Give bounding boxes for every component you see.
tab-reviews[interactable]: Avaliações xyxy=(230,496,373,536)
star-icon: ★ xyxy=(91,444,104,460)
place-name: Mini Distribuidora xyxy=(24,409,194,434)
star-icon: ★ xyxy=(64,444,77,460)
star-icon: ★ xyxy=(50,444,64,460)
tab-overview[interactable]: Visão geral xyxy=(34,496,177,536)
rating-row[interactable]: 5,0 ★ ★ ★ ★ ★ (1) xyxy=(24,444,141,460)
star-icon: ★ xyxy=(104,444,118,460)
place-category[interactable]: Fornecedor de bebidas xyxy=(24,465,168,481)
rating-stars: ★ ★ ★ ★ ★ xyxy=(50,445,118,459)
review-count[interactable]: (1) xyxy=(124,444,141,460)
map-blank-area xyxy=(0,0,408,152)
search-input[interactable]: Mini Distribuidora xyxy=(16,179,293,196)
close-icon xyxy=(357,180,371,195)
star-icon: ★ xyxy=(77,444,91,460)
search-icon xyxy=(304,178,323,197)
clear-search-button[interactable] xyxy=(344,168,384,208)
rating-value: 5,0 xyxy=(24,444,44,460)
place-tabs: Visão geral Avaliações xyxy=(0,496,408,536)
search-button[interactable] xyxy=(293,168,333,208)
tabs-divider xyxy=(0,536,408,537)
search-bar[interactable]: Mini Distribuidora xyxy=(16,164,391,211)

_WAT TE DOEN_. Zet de regels van alle records hierboven om in een genummerde lijst en laat lege regels weg.

_UITGEWERKTE OPLOSSING_.
1. Give bounding boxes for every component you see.
2. tab-reviews[interactable]: Avaliações xyxy=(230,496,373,536)
3. star-icon: ★ xyxy=(91,444,104,460)
4. place-name: Mini Distribuidora xyxy=(24,409,194,434)
5. star-icon: ★ xyxy=(64,444,77,460)
6. star-icon: ★ xyxy=(50,444,64,460)
7. tab-overview[interactable]: Visão geral xyxy=(34,496,177,536)
8. rating-row[interactable]: 5,0 ★ ★ ★ ★ ★ (1) xyxy=(24,444,141,460)
9. star-icon: ★ xyxy=(104,444,118,460)
10. place-category[interactable]: Fornecedor de bebidas xyxy=(24,465,168,481)
11. rating-stars: ★ ★ ★ ★ ★ xyxy=(50,445,118,459)
12. review-count[interactable]: (1) xyxy=(124,444,141,460)
13. map-blank-area xyxy=(0,0,408,152)
14. search-input[interactable]: Mini Distribuidora xyxy=(16,179,293,196)
15. close-icon xyxy=(357,180,371,195)
16. star-icon: ★ xyxy=(77,444,91,460)
17. search-icon xyxy=(304,178,323,197)
18. clear-search-button[interactable] xyxy=(344,168,384,208)
19. rating-value: 5,0 xyxy=(24,444,44,460)
20. place-tabs: Visão geral Avaliações xyxy=(0,496,408,536)
21. search-button[interactable] xyxy=(293,168,333,208)
22. tabs-divider xyxy=(0,536,408,537)
23. search-bar[interactable]: Mini Distribuidora xyxy=(16,164,391,211)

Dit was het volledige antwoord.